*Set exercise 1*
Answer these about the Jersey commentary:
(a) What size of deficit do current Treasury estimates say Jersey is heading toward?
(b) To what level is UK Corporation tax set to fall?
(c) Which review does the writer comment on first in the series?
*Set exercise 2*
Repeat word for word the stretch of the Jersey commentary from "D is for deficit" through "tax being collected.".

::: Selected passage

Monday 26th July 2010

Given recent tentative steps toward recovery in the global economy following the worst slowdown for 70 years, it is clear that the focus in many countries has turned from stimulus measures to austerity programmes.

Jersey, whilst showing commendable resilience, could not expect to chart its way through such stormy economic waters with out some impact, and all sectors of the economy have felt the effects of the slowdown, which will in time reduce government revenues.
As with most countries this has prompted a slew of reviews in Jersey with the Comprehensive Spending Review (CSR), Business Taxation Review (BTR) and the curiously named Fiscal Strategy Review (FSR), which is in reality a review of personal taxation and indirect taxes.
Following comment from a number of Jersey Finance members it has been suggested that a dissemination of views and feedback received to date would be helpful in terms of contributing to the debates which naturally arise. With the benefit of advice and views from trade associations and other members I am therefore going to comment on each of these reviews in turn over the next few weeks with particular reference to the potential impact on the Finance Industry and de facto the Jersey economy. I begin this series with comment on the Comprehensive Spending Review.
D is for deficit
Current Treasury estimates are that Jersey is heading toward a £100m deficit and it is  proposed that this is dealt with through £50m of cuts and £50m in increased taxes.  The latter appear to be subject to consultation but not the former.  This is putting the proverbial cart before the horse, as the balance achieved between spending cuts on the one hand and tax increases on the other must ensure the imperative of a competitive and sustainable economy. If this balance is not achieved taxation measures become a tax on jobs, the tax base reduces and the increased tax rates result in less, not more tax being collected.
 C is for Consolidation
The UK Coalition government has recognised the importance of a balanced and competitive economy with a broadly 80:20 approach in favour of cuts, with the goal of reducing government spending to more sustainable levels. This core strategy is complemented by a blend of tax increases (VAT to 20%) and tax reductions (Corporation tax to fall to 24%) in order to increase revenues and grow jobs, by making business more competitive.
Other countries such as Canada, Sweden, Australia, and Ireland have all faced similar challenges and a number have used the opportunity to redesign public services in order to deliver higher outcomes at lower costs.
Jersey too is now looking at an austerity package but perspective is important and clearly, with no government debt, no recourse to borrowing and without the (undesirable) option of printing money, the Jersey Government deserves great credit for putting some funds by in the good times and the introduction of a range of fiscal stimulus measures.

::::::
::: Supplied material

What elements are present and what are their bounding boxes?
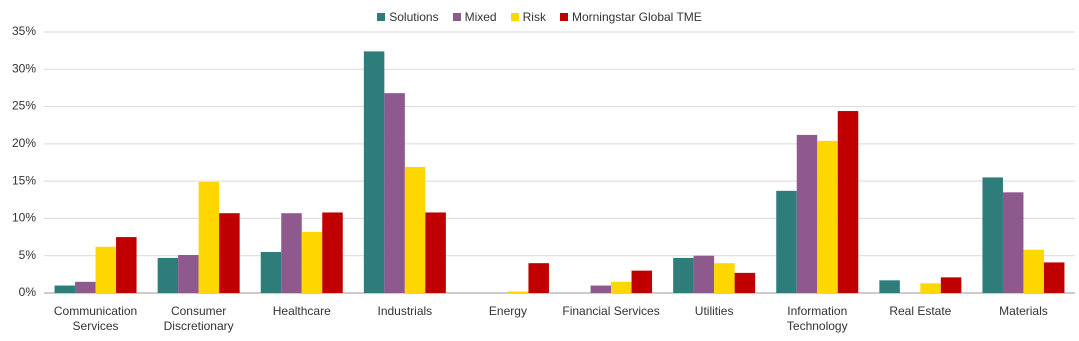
x-tick-label: Energy xyxy=(488,304,527,318)
legend-label: Risk xyxy=(522,10,546,24)
y-tick-label: 5% xyxy=(19,248,37,262)
y-tick-label: 25% xyxy=(12,99,36,113)
legend-swatch xyxy=(510,13,519,21)
bar xyxy=(590,285,612,293)
bar xyxy=(75,281,96,293)
legend-label: Solutions xyxy=(389,10,439,24)
bar xyxy=(611,281,632,293)
legend-item: Mixed xyxy=(452,10,497,24)
x-tick-label: Financial Services xyxy=(562,304,660,318)
legend-label: Morningstar Global TME xyxy=(571,10,702,24)
legend-item: Morningstar Global TME xyxy=(559,10,702,24)
x-tick-label: Consumer Discretionary xyxy=(163,304,234,333)
bar xyxy=(631,270,653,293)
y-tick-label: 20% xyxy=(12,136,36,150)
bar xyxy=(1002,192,1024,293)
bar xyxy=(301,231,323,293)
legend-label: Mixed xyxy=(464,10,497,24)
bar xyxy=(507,291,529,293)
bar xyxy=(281,213,302,293)
bar xyxy=(734,272,756,293)
x-tick-label: Information Technology xyxy=(786,304,848,333)
y-tick-label: 0% xyxy=(19,285,37,299)
bar xyxy=(714,263,735,293)
bar xyxy=(982,177,1003,293)
bar xyxy=(817,140,838,293)
legend: Solutions Mixed Risk Morningstar Global TME xyxy=(0,10,1079,24)
bar xyxy=(95,246,117,293)
bar xyxy=(404,166,426,293)
bar xyxy=(879,280,900,293)
bar xyxy=(796,134,818,293)
bar xyxy=(1043,262,1065,293)
x-tick-label: Utilities xyxy=(694,304,734,318)
y-tick-label: 15% xyxy=(12,173,36,187)
legend-swatch xyxy=(452,13,461,21)
bar xyxy=(693,255,715,293)
bar xyxy=(116,237,137,293)
y-tick-label: 35% xyxy=(12,24,36,38)
bar xyxy=(260,251,282,293)
bar xyxy=(178,254,199,293)
x-tick-label: Materials xyxy=(999,304,1048,318)
x-tick-label: Real Estate xyxy=(889,304,952,318)
bar xyxy=(363,51,385,293)
legend-item: Risk xyxy=(510,10,546,24)
bar xyxy=(940,277,962,293)
bar xyxy=(920,283,941,293)
bar xyxy=(198,181,220,293)
y-tick-label: 30% xyxy=(12,61,36,75)
bar xyxy=(157,257,179,293)
bar xyxy=(425,212,446,293)
bar xyxy=(384,93,405,293)
y-tick-label: 10% xyxy=(12,211,36,225)
bar xyxy=(528,263,549,293)
bar xyxy=(776,190,797,293)
bar xyxy=(1023,249,1044,293)
x-tick-label: Healthcare xyxy=(272,304,331,318)
x-tick-label: Industrials xyxy=(377,304,433,318)
bar xyxy=(322,212,343,293)
legend-swatch xyxy=(377,13,386,21)
bar xyxy=(219,213,240,293)
bar xyxy=(673,257,694,293)
bar xyxy=(54,285,76,293)
x-tick-label: Communication Services xyxy=(53,304,138,333)
bar xyxy=(837,111,859,293)
legend-swatch xyxy=(559,13,568,21)
legend-item: Solutions xyxy=(377,10,439,24)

::::::

*Full solution 1*
(a) £100m
(b) 24%
(c) The Comprehensive Spending Review (CSR)

*Full solution 2*
D is for deficit
Current Treasury estimates are that Jersey is heading toward a £100m deficit and it is  proposed that this is dealt with through £50m of cuts and £50m in increased taxes.  The latter appear to be subject to consultation but not the former.  This is putting the proverbial cart before the horse, as the balance achieved between spending cuts on the one hand and tax increases on the other must ensure the imperative of a competitive and sustainable economy. If this balance is not achieved taxation measures become a tax on jobs, the tax base reduces and the increased tax rates result in less, not more tax being collected.